WHAT THE EXERCISE ASKS: Repeat every line of the material below exactly as it appears.

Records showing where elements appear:
┌──
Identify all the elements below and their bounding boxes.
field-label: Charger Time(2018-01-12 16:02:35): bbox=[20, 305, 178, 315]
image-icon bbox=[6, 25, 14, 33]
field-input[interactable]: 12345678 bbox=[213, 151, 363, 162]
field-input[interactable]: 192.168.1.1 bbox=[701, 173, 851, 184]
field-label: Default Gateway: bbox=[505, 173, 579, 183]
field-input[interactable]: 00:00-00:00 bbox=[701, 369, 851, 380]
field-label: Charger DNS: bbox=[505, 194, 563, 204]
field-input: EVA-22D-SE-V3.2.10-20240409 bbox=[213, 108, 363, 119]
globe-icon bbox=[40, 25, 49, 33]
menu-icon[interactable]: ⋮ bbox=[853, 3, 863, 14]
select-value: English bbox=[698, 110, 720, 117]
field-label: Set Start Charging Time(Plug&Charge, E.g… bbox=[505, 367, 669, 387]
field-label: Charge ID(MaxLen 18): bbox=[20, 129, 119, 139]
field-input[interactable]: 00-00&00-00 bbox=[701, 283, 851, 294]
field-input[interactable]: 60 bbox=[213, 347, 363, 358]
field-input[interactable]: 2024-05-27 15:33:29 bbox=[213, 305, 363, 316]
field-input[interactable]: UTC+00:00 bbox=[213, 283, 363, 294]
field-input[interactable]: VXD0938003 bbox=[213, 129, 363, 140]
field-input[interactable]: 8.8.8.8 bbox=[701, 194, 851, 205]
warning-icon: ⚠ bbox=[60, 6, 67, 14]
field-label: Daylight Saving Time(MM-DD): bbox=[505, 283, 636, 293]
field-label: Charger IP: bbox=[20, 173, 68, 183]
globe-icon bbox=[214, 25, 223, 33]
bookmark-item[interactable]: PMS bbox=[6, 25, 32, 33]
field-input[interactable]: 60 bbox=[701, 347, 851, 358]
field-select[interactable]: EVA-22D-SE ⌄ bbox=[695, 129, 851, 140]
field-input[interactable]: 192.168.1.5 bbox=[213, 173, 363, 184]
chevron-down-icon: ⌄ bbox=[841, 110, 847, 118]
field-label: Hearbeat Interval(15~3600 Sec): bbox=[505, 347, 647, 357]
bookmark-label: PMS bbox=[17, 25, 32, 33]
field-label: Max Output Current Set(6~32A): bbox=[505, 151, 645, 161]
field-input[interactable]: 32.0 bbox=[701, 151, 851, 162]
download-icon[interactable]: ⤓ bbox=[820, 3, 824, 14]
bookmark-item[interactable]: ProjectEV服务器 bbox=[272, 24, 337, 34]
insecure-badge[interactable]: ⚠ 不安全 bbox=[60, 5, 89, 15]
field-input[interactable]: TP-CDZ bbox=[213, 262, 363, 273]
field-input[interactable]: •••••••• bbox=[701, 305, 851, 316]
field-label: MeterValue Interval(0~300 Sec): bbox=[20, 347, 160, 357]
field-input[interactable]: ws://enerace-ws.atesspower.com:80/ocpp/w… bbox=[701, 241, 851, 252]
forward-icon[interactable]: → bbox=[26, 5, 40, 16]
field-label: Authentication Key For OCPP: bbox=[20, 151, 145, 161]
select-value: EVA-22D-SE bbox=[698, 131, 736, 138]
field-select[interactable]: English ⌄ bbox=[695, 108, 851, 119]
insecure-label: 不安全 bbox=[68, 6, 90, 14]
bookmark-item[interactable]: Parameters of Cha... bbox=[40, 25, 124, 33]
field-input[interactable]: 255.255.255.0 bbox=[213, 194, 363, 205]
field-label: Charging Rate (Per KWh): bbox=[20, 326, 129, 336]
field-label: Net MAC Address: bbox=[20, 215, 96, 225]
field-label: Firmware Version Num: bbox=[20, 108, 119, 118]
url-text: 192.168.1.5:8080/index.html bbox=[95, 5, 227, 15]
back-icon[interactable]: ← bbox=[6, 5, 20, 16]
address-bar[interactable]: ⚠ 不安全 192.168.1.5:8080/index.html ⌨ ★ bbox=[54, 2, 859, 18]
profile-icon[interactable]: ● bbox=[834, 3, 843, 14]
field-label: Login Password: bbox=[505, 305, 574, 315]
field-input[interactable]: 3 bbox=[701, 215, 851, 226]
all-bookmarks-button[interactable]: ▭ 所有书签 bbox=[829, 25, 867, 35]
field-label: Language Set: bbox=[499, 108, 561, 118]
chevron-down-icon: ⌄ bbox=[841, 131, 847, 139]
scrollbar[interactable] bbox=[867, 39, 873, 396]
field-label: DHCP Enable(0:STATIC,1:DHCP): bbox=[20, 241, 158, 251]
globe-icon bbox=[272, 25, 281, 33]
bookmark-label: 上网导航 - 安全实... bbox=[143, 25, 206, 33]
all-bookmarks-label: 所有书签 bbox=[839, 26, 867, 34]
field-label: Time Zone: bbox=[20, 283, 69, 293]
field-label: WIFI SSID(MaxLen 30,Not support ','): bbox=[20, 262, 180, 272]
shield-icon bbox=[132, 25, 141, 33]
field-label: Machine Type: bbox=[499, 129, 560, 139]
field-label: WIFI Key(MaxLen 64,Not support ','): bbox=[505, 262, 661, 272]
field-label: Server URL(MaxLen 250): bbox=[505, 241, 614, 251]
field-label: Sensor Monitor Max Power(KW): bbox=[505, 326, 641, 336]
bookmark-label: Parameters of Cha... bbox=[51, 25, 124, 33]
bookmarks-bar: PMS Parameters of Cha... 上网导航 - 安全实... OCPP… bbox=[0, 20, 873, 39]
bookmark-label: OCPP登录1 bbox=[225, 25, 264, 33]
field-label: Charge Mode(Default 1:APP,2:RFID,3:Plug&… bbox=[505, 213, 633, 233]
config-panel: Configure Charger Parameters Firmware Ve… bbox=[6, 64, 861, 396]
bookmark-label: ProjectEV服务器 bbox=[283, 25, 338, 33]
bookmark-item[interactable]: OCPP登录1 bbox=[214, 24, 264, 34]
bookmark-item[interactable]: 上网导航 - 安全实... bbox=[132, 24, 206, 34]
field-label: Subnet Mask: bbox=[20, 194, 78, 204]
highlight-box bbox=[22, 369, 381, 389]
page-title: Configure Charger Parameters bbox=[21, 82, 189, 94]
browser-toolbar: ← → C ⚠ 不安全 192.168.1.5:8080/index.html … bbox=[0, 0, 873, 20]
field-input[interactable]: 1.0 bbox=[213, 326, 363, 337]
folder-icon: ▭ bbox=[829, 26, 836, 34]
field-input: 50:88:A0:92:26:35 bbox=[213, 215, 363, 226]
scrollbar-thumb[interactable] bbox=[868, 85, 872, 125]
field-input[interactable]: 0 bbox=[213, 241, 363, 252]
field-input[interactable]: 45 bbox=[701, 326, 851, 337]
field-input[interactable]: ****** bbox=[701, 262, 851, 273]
└──
CORRECT RESULT:
Identify all the elements below and their bounding boxes.
field-label: Charger Time(2018-01-12 16:02:35): bbox=[20, 305, 178, 315]
image-icon bbox=[6, 25, 14, 33]
field-input[interactable]: 12345678 bbox=[213, 151, 363, 162]
field-input[interactable]: 192.168.1.1 bbox=[701, 173, 851, 184]
field-label: Default Gateway: bbox=[505, 173, 579, 183]
field-input[interactable]: 00:00-00:00 bbox=[701, 369, 851, 380]
field-label: Charger DNS: bbox=[505, 194, 563, 204]
field-input: EVA-22D-SE-V3.2.10-20240409 bbox=[213, 108, 363, 119]
globe-icon bbox=[40, 25, 49, 33]
menu-icon[interactable]: ⋮ bbox=[853, 3, 863, 14]
select-value: English bbox=[698, 110, 720, 117]
field-label: Set Start Charging Time(Plug&Charge, E.g… bbox=[505, 367, 669, 387]
field-label: Charge ID(MaxLen 18): bbox=[20, 129, 119, 139]
field-input[interactable]: 00-00&00-00 bbox=[701, 283, 851, 294]
field-input[interactable]: 60 bbox=[213, 347, 363, 358]
field-input[interactable]: 2024-05-27 15:33:29 bbox=[213, 305, 363, 316]
field-input[interactable]: UTC+00:00 bbox=[213, 283, 363, 294]
field-input[interactable]: VXD0938003 bbox=[213, 129, 363, 140]
field-input[interactable]: 8.8.8.8 bbox=[701, 194, 851, 205]
warning-icon: ⚠ bbox=[60, 6, 67, 14]
field-label: Daylight Saving Time(MM-DD): bbox=[505, 283, 636, 293]
field-label: Charger IP: bbox=[20, 173, 68, 183]
globe-icon bbox=[214, 25, 223, 33]
bookmark-item[interactable]: PMS bbox=[6, 25, 32, 33]
field-input[interactable]: 60 bbox=[701, 347, 851, 358]
field-select[interactable]: EVA-22D-SE ⌄ bbox=[695, 129, 851, 140]
field-input[interactable]: 192.168.1.5 bbox=[213, 173, 363, 184]
chevron-down-icon: ⌄ bbox=[841, 110, 847, 118]
field-label: Hearbeat Interval(15~3600 Sec): bbox=[505, 347, 647, 357]
bookmark-label: PMS bbox=[17, 25, 32, 33]
field-label: Max Output Current Set(6~32A): bbox=[505, 151, 645, 161]
field-input[interactable]: 32.0 bbox=[701, 151, 851, 162]
download-icon[interactable]: ⤓ bbox=[820, 3, 824, 14]
bookmark-item[interactable]: ProjectEV服务器 bbox=[272, 24, 337, 34]
insecure-badge[interactable]: ⚠ 不安全 bbox=[60, 5, 89, 15]
field-input[interactable]: TP-CDZ bbox=[213, 262, 363, 273]
field-input[interactable]: •••••••• bbox=[701, 305, 851, 316]
field-label: MeterValue Interval(0~300 Sec): bbox=[20, 347, 160, 357]
field-input[interactable]: ws://enerace-ws.atesspower.com:80/ocpp/w… bbox=[701, 241, 851, 252]
forward-icon[interactable]: → bbox=[26, 5, 40, 16]
field-label: Authentication Key For OCPP: bbox=[20, 151, 145, 161]
select-value: EVA-22D-SE bbox=[698, 131, 736, 138]
field-select[interactable]: English ⌄ bbox=[695, 108, 851, 119]
insecure-label: 不安全 bbox=[68, 6, 90, 14]
bookmark-item[interactable]: Parameters of Cha... bbox=[40, 25, 124, 33]
field-input[interactable]: 255.255.255.0 bbox=[213, 194, 363, 205]
field-label: Charging Rate (Per KWh): bbox=[20, 326, 129, 336]
field-label: Net MAC Address: bbox=[20, 215, 96, 225]
field-label: Firmware Version Num: bbox=[20, 108, 119, 118]
url-text: 192.168.1.5:8080/index.html bbox=[95, 5, 227, 15]
back-icon[interactable]: ← bbox=[6, 5, 20, 16]
address-bar[interactable]: ⚠ 不安全 192.168.1.5:8080/index.html ⌨ ★ bbox=[54, 2, 859, 18]
profile-icon[interactable]: ● bbox=[834, 3, 843, 14]
field-label: Login Password: bbox=[505, 305, 574, 315]
field-input[interactable]: 3 bbox=[701, 215, 851, 226]
all-bookmarks-button[interactable]: ▭ 所有书签 bbox=[829, 25, 867, 35]
field-label: Language Set: bbox=[499, 108, 561, 118]
chevron-down-icon: ⌄ bbox=[841, 131, 847, 139]
scrollbar[interactable] bbox=[867, 39, 873, 396]
field-label: DHCP Enable(0:STATIC,1:DHCP): bbox=[20, 241, 158, 251]
globe-icon bbox=[272, 25, 281, 33]
bookmark-label: 上网导航 - 安全实... bbox=[143, 25, 206, 33]
all-bookmarks-label: 所有书签 bbox=[839, 26, 867, 34]
field-label: Time Zone: bbox=[20, 283, 69, 293]
field-label: WIFI SSID(MaxLen 30,Not support ','): bbox=[20, 262, 180, 272]
shield-icon bbox=[132, 25, 141, 33]
field-label: Machine Type: bbox=[499, 129, 560, 139]
field-label: WIFI Key(MaxLen 64,Not support ','): bbox=[505, 262, 661, 272]
field-label: Server URL(MaxLen 250): bbox=[505, 241, 614, 251]
field-label: Sensor Monitor Max Power(KW): bbox=[505, 326, 641, 336]
bookmark-label: Parameters of Cha... bbox=[51, 25, 124, 33]
bookmarks-bar: PMS Parameters of Cha... 上网导航 - 安全实... OCPP… bbox=[0, 20, 873, 39]
bookmark-label: OCPP登录1 bbox=[225, 25, 264, 33]
field-label: Charge Mode(Default 1:APP,2:RFID,3:Plug&… bbox=[505, 213, 633, 233]
config-panel: Configure Charger Parameters Firmware Ve… bbox=[6, 64, 861, 396]
bookmark-label: ProjectEV服务器 bbox=[283, 25, 338, 33]
bookmark-item[interactable]: OCPP登录1 bbox=[214, 24, 264, 34]
bookmark-item[interactable]: 上网导航 - 安全实... bbox=[132, 24, 206, 34]
field-label: Subnet Mask: bbox=[20, 194, 78, 204]
highlight-box bbox=[22, 369, 381, 389]
page-title: Configure Charger Parameters bbox=[21, 82, 189, 94]
browser-toolbar: ← → C ⚠ 不安全 192.168.1.5:8080/index.html … bbox=[0, 0, 873, 20]
field-input[interactable]: 1.0 bbox=[213, 326, 363, 337]
folder-icon: ▭ bbox=[829, 26, 836, 34]
field-input: 50:88:A0:92:26:35 bbox=[213, 215, 363, 226]
scrollbar-thumb[interactable] bbox=[868, 85, 872, 125]
field-input[interactable]: 0 bbox=[213, 241, 363, 252]
field-input[interactable]: 45 bbox=[701, 326, 851, 337]
field-input[interactable]: ****** bbox=[701, 262, 851, 273]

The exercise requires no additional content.